## Exercise description
Return a copy of each line that holds the string "JSON".

## Material supplied

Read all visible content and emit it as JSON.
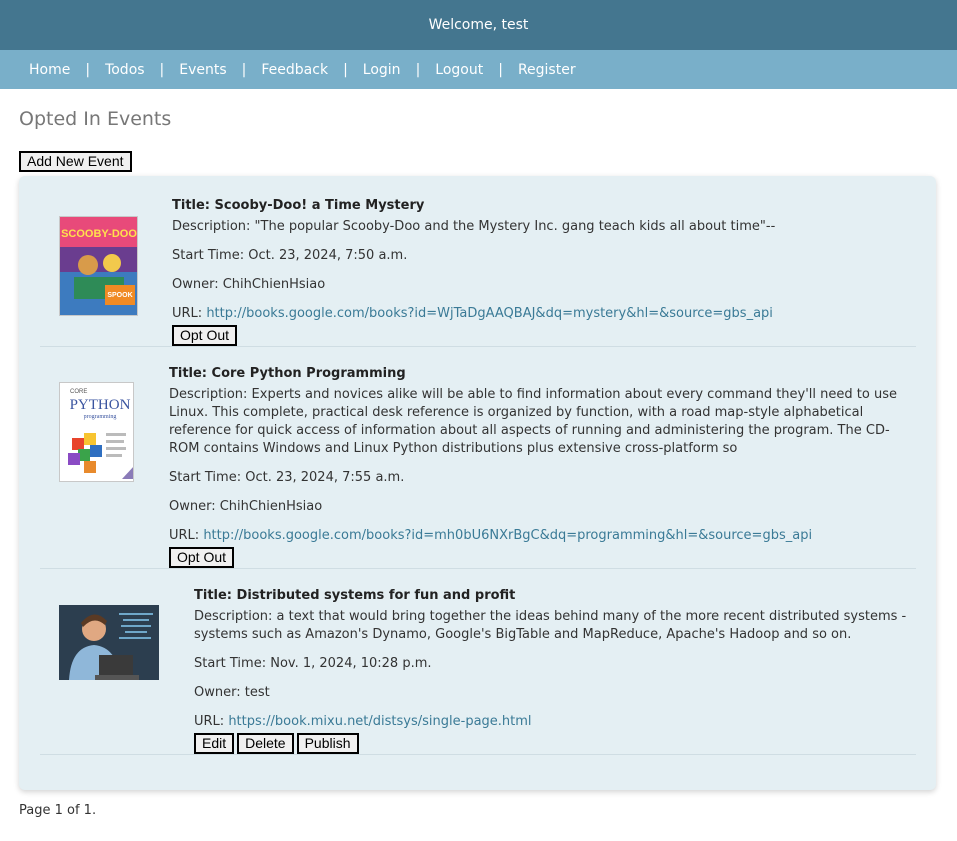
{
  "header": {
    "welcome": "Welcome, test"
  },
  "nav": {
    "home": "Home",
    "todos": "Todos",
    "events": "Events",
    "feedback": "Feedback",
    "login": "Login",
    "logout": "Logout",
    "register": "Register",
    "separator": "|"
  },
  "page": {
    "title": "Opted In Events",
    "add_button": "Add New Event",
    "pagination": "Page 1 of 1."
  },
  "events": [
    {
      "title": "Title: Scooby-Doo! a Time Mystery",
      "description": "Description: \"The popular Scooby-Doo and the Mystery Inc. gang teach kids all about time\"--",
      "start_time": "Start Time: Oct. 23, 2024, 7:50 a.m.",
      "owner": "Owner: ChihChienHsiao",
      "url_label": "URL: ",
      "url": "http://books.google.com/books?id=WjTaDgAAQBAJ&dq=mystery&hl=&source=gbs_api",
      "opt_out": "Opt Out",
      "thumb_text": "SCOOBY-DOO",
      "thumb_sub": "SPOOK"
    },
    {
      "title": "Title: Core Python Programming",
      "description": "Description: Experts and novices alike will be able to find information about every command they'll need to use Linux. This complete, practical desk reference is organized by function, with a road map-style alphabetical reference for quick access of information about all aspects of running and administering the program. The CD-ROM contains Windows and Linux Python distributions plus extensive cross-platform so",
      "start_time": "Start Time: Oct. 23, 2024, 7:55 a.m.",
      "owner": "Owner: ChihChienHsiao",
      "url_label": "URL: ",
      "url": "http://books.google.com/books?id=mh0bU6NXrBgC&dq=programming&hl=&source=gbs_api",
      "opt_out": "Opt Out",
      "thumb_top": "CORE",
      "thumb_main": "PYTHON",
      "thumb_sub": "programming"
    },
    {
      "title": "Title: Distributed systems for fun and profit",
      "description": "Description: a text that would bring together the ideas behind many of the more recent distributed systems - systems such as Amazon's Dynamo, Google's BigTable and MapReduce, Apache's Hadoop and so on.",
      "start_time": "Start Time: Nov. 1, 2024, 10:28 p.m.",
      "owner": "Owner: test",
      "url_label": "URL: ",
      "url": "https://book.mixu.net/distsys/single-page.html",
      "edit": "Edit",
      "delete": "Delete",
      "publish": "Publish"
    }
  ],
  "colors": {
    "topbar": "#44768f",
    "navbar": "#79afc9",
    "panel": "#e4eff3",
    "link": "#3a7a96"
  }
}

--

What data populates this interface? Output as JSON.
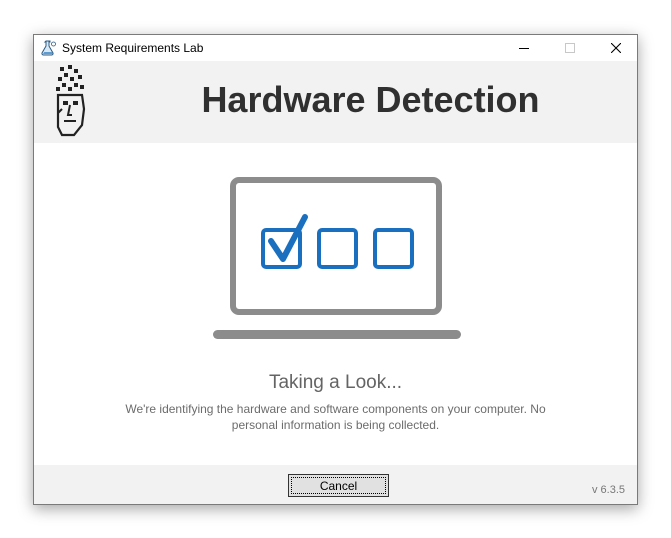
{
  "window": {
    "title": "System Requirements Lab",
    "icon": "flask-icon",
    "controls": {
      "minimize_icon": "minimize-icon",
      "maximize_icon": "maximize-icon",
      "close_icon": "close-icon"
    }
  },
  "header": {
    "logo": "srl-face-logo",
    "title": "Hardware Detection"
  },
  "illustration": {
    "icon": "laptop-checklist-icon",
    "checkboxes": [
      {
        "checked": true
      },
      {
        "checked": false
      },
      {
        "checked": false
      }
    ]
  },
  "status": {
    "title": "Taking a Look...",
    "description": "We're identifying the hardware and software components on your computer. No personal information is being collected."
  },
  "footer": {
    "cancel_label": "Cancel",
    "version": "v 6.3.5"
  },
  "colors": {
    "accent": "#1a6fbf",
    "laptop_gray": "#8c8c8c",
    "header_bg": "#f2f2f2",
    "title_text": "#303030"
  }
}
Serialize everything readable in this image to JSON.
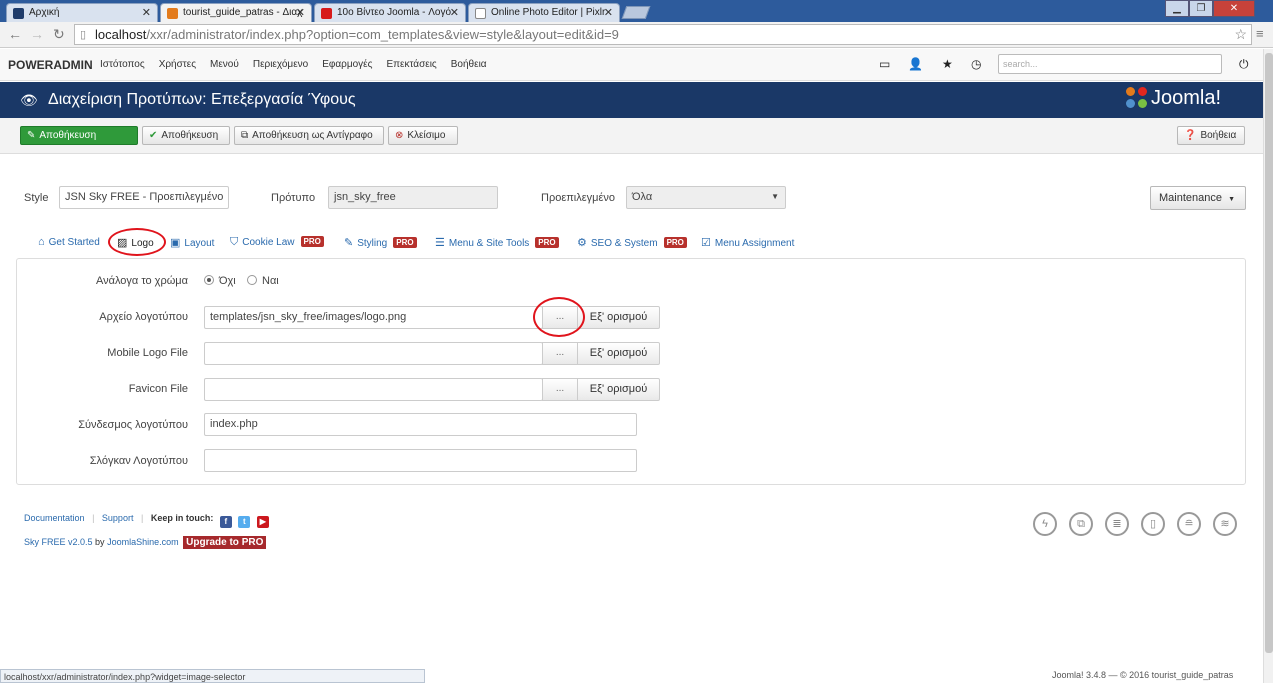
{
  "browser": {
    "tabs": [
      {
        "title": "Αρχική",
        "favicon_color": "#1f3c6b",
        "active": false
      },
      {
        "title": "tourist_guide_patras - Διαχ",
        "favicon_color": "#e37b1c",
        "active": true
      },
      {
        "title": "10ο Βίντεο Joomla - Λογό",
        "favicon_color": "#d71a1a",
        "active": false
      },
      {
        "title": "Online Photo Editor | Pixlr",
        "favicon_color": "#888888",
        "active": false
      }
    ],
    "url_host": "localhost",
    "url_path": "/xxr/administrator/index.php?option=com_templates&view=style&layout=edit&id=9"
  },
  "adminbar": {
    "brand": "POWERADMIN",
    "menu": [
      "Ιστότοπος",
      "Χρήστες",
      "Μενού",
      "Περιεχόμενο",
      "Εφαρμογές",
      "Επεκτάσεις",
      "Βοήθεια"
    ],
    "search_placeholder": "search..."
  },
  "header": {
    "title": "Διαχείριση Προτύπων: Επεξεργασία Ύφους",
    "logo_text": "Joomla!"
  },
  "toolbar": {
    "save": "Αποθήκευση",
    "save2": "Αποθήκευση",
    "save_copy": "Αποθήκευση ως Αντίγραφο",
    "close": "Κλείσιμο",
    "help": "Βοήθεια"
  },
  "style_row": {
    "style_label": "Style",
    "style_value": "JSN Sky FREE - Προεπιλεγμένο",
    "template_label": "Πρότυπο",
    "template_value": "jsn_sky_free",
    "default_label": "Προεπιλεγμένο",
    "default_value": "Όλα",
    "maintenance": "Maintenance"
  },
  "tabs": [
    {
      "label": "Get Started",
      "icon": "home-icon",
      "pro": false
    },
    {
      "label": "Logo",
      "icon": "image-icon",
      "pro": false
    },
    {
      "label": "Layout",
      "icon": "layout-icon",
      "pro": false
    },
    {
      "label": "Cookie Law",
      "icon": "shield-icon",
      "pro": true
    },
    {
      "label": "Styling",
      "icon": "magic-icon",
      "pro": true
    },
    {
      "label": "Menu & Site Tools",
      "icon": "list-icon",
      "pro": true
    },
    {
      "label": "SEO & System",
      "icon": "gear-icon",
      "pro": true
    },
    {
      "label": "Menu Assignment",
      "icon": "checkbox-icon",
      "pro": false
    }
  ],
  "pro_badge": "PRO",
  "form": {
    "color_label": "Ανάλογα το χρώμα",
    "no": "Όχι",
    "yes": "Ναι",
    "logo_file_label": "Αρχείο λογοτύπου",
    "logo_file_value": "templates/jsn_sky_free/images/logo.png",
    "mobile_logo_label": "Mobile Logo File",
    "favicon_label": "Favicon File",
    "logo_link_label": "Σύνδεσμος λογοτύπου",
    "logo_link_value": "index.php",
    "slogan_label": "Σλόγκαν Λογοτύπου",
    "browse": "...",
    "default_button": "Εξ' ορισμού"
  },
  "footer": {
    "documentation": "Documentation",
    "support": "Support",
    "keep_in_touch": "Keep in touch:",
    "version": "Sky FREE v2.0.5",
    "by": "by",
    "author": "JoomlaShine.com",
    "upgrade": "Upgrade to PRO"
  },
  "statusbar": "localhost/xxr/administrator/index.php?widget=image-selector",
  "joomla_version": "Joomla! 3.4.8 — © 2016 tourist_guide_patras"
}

## Output below
Read all visible content and emit it as JSON.
What data populates this interface? Output as JSON.
Serialize everything readable in this image to JSON.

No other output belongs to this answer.